→ BRIEF: Write down every entry below once more, exactly.

>> Start STORED DATA

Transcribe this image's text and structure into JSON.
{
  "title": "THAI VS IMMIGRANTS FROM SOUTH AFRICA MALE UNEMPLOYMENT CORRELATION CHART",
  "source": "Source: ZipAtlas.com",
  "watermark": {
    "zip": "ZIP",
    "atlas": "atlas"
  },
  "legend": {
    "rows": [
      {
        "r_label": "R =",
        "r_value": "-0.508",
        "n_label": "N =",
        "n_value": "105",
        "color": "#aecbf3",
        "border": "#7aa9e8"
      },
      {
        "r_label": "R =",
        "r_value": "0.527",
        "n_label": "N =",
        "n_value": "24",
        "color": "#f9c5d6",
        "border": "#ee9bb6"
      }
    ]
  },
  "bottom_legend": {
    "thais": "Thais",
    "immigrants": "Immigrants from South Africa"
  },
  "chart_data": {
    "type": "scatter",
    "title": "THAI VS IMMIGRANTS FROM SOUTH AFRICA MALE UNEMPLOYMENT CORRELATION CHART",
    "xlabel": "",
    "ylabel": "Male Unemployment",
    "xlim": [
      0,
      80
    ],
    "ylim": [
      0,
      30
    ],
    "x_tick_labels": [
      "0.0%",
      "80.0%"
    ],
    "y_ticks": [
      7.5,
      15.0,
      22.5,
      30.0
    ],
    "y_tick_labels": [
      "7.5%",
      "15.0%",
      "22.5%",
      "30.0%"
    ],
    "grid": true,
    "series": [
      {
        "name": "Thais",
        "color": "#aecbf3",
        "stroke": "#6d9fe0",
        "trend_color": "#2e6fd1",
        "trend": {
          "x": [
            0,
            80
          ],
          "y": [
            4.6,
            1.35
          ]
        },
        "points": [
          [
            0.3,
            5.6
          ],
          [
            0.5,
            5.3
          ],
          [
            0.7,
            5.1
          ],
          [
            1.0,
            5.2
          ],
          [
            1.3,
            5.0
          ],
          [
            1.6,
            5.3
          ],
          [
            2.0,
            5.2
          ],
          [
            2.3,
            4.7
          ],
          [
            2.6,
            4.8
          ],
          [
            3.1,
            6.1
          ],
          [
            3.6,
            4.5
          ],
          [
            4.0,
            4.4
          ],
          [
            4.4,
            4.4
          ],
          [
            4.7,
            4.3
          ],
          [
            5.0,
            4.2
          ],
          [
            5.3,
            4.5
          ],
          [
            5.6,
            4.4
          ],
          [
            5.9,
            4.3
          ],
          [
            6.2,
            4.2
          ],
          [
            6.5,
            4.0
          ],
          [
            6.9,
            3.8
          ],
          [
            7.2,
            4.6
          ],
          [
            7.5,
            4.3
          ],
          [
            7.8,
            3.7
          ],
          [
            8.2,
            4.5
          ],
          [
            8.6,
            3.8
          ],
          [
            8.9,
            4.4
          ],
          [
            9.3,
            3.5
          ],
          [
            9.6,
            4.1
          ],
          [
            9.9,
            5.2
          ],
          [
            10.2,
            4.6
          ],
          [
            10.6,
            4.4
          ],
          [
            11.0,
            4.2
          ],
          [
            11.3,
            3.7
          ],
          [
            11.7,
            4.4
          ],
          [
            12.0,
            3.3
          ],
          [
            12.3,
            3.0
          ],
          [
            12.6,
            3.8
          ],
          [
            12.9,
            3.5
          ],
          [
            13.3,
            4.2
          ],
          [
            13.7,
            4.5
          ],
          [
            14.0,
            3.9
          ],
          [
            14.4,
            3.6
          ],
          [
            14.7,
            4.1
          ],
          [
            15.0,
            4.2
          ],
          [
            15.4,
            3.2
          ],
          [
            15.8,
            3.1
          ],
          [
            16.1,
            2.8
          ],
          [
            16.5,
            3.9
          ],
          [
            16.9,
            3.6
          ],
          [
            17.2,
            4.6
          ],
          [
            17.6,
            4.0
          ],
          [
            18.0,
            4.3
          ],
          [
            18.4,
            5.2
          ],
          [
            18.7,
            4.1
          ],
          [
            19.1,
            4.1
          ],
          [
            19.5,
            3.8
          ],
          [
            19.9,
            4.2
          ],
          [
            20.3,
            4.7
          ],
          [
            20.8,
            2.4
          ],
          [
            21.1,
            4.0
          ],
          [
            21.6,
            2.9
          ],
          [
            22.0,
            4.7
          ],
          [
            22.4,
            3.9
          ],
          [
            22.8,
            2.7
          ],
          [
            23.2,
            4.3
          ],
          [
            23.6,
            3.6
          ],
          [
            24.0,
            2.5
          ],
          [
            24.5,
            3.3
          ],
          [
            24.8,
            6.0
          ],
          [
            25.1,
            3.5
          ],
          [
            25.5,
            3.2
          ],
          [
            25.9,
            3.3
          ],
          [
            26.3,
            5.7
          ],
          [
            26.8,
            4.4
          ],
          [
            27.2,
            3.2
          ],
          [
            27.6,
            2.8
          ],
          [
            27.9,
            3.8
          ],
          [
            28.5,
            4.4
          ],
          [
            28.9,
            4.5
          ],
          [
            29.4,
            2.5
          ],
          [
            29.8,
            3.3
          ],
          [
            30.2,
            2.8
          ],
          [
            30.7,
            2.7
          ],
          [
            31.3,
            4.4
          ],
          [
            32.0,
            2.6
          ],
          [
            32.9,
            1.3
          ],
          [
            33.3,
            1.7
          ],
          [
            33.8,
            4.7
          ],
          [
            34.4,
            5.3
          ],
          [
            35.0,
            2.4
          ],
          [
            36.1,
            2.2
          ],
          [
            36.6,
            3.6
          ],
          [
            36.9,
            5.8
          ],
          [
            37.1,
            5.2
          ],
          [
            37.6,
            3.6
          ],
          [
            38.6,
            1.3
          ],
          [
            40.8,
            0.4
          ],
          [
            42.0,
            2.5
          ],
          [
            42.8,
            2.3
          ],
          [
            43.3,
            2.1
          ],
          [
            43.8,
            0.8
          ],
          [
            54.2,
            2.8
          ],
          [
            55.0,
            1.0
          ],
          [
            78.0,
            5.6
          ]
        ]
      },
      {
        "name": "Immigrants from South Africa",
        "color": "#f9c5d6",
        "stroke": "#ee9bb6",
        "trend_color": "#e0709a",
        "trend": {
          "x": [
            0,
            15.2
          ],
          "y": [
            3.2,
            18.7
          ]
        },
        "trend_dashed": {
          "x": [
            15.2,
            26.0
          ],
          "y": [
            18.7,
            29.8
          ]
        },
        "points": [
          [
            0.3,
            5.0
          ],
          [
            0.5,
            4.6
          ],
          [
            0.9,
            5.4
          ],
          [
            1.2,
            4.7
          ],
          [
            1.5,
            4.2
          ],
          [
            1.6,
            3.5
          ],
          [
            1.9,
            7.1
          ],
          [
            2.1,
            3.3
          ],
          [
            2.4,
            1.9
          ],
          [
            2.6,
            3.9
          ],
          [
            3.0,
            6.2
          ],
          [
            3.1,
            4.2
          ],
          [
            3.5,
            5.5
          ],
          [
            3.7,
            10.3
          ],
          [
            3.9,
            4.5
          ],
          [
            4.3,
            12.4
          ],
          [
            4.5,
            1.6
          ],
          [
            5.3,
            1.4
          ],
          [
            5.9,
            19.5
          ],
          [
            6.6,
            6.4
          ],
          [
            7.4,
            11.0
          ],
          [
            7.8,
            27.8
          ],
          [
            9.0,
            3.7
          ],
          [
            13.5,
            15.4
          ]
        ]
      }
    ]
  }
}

>> End STORED DATA

→ SOLUTION TO THIS PROBLEM:
Transcribe this image's text and structure into JSON.
{
  "title": "THAI VS IMMIGRANTS FROM SOUTH AFRICA MALE UNEMPLOYMENT CORRELATION CHART",
  "source": "Source: ZipAtlas.com",
  "watermark": {
    "zip": "ZIP",
    "atlas": "atlas"
  },
  "legend": {
    "rows": [
      {
        "r_label": "R =",
        "r_value": "-0.508",
        "n_label": "N =",
        "n_value": "105",
        "color": "#aecbf3",
        "border": "#7aa9e8"
      },
      {
        "r_label": "R =",
        "r_value": "0.527",
        "n_label": "N =",
        "n_value": "24",
        "color": "#f9c5d6",
        "border": "#ee9bb6"
      }
    ]
  },
  "bottom_legend": {
    "thais": "Thais",
    "immigrants": "Immigrants from South Africa"
  },
  "chart_data": {
    "type": "scatter",
    "title": "THAI VS IMMIGRANTS FROM SOUTH AFRICA MALE UNEMPLOYMENT CORRELATION CHART",
    "xlabel": "",
    "ylabel": "Male Unemployment",
    "xlim": [
      0,
      80
    ],
    "ylim": [
      0,
      30
    ],
    "x_tick_labels": [
      "0.0%",
      "80.0%"
    ],
    "y_ticks": [
      7.5,
      15.0,
      22.5,
      30.0
    ],
    "y_tick_labels": [
      "7.5%",
      "15.0%",
      "22.5%",
      "30.0%"
    ],
    "grid": true,
    "series": [
      {
        "name": "Thais",
        "color": "#aecbf3",
        "stroke": "#6d9fe0",
        "trend_color": "#2e6fd1",
        "trend": {
          "x": [
            0,
            80
          ],
          "y": [
            4.6,
            1.35
          ]
        },
        "points": [
          [
            0.3,
            5.6
          ],
          [
            0.5,
            5.3
          ],
          [
            0.7,
            5.1
          ],
          [
            1.0,
            5.2
          ],
          [
            1.3,
            5.0
          ],
          [
            1.6,
            5.3
          ],
          [
            2.0,
            5.2
          ],
          [
            2.3,
            4.7
          ],
          [
            2.6,
            4.8
          ],
          [
            3.1,
            6.1
          ],
          [
            3.6,
            4.5
          ],
          [
            4.0,
            4.4
          ],
          [
            4.4,
            4.4
          ],
          [
            4.7,
            4.3
          ],
          [
            5.0,
            4.2
          ],
          [
            5.3,
            4.5
          ],
          [
            5.6,
            4.4
          ],
          [
            5.9,
            4.3
          ],
          [
            6.2,
            4.2
          ],
          [
            6.5,
            4.0
          ],
          [
            6.9,
            3.8
          ],
          [
            7.2,
            4.6
          ],
          [
            7.5,
            4.3
          ],
          [
            7.8,
            3.7
          ],
          [
            8.2,
            4.5
          ],
          [
            8.6,
            3.8
          ],
          [
            8.9,
            4.4
          ],
          [
            9.3,
            3.5
          ],
          [
            9.6,
            4.1
          ],
          [
            9.9,
            5.2
          ],
          [
            10.2,
            4.6
          ],
          [
            10.6,
            4.4
          ],
          [
            11.0,
            4.2
          ],
          [
            11.3,
            3.7
          ],
          [
            11.7,
            4.4
          ],
          [
            12.0,
            3.3
          ],
          [
            12.3,
            3.0
          ],
          [
            12.6,
            3.8
          ],
          [
            12.9,
            3.5
          ],
          [
            13.3,
            4.2
          ],
          [
            13.7,
            4.5
          ],
          [
            14.0,
            3.9
          ],
          [
            14.4,
            3.6
          ],
          [
            14.7,
            4.1
          ],
          [
            15.0,
            4.2
          ],
          [
            15.4,
            3.2
          ],
          [
            15.8,
            3.1
          ],
          [
            16.1,
            2.8
          ],
          [
            16.5,
            3.9
          ],
          [
            16.9,
            3.6
          ],
          [
            17.2,
            4.6
          ],
          [
            17.6,
            4.0
          ],
          [
            18.0,
            4.3
          ],
          [
            18.4,
            5.2
          ],
          [
            18.7,
            4.1
          ],
          [
            19.1,
            4.1
          ],
          [
            19.5,
            3.8
          ],
          [
            19.9,
            4.2
          ],
          [
            20.3,
            4.7
          ],
          [
            20.8,
            2.4
          ],
          [
            21.1,
            4.0
          ],
          [
            21.6,
            2.9
          ],
          [
            22.0,
            4.7
          ],
          [
            22.4,
            3.9
          ],
          [
            22.8,
            2.7
          ],
          [
            23.2,
            4.3
          ],
          [
            23.6,
            3.6
          ],
          [
            24.0,
            2.5
          ],
          [
            24.5,
            3.3
          ],
          [
            24.8,
            6.0
          ],
          [
            25.1,
            3.5
          ],
          [
            25.5,
            3.2
          ],
          [
            25.9,
            3.3
          ],
          [
            26.3,
            5.7
          ],
          [
            26.8,
            4.4
          ],
          [
            27.2,
            3.2
          ],
          [
            27.6,
            2.8
          ],
          [
            27.9,
            3.8
          ],
          [
            28.5,
            4.4
          ],
          [
            28.9,
            4.5
          ],
          [
            29.4,
            2.5
          ],
          [
            29.8,
            3.3
          ],
          [
            30.2,
            2.8
          ],
          [
            30.7,
            2.7
          ],
          [
            31.3,
            4.4
          ],
          [
            32.0,
            2.6
          ],
          [
            32.9,
            1.3
          ],
          [
            33.3,
            1.7
          ],
          [
            33.8,
            4.7
          ],
          [
            34.4,
            5.3
          ],
          [
            35.0,
            2.4
          ],
          [
            36.1,
            2.2
          ],
          [
            36.6,
            3.6
          ],
          [
            36.9,
            5.8
          ],
          [
            37.1,
            5.2
          ],
          [
            37.6,
            3.6
          ],
          [
            38.6,
            1.3
          ],
          [
            40.8,
            0.4
          ],
          [
            42.0,
            2.5
          ],
          [
            42.8,
            2.3
          ],
          [
            43.3,
            2.1
          ],
          [
            43.8,
            0.8
          ],
          [
            54.2,
            2.8
          ],
          [
            55.0,
            1.0
          ],
          [
            78.0,
            5.6
          ]
        ]
      },
      {
        "name": "Immigrants from South Africa",
        "color": "#f9c5d6",
        "stroke": "#ee9bb6",
        "trend_color": "#e0709a",
        "trend": {
          "x": [
            0,
            15.2
          ],
          "y": [
            3.2,
            18.7
          ]
        },
        "trend_dashed": {
          "x": [
            15.2,
            26.0
          ],
          "y": [
            18.7,
            29.8
          ]
        },
        "points": [
          [
            0.3,
            5.0
          ],
          [
            0.5,
            4.6
          ],
          [
            0.9,
            5.4
          ],
          [
            1.2,
            4.7
          ],
          [
            1.5,
            4.2
          ],
          [
            1.6,
            3.5
          ],
          [
            1.9,
            7.1
          ],
          [
            2.1,
            3.3
          ],
          [
            2.4,
            1.9
          ],
          [
            2.6,
            3.9
          ],
          [
            3.0,
            6.2
          ],
          [
            3.1,
            4.2
          ],
          [
            3.5,
            5.5
          ],
          [
            3.7,
            10.3
          ],
          [
            3.9,
            4.5
          ],
          [
            4.3,
            12.4
          ],
          [
            4.5,
            1.6
          ],
          [
            5.3,
            1.4
          ],
          [
            5.9,
            19.5
          ],
          [
            6.6,
            6.4
          ],
          [
            7.4,
            11.0
          ],
          [
            7.8,
            27.8
          ],
          [
            9.0,
            3.7
          ],
          [
            13.5,
            15.4
          ]
        ]
      }
    ]
  }
}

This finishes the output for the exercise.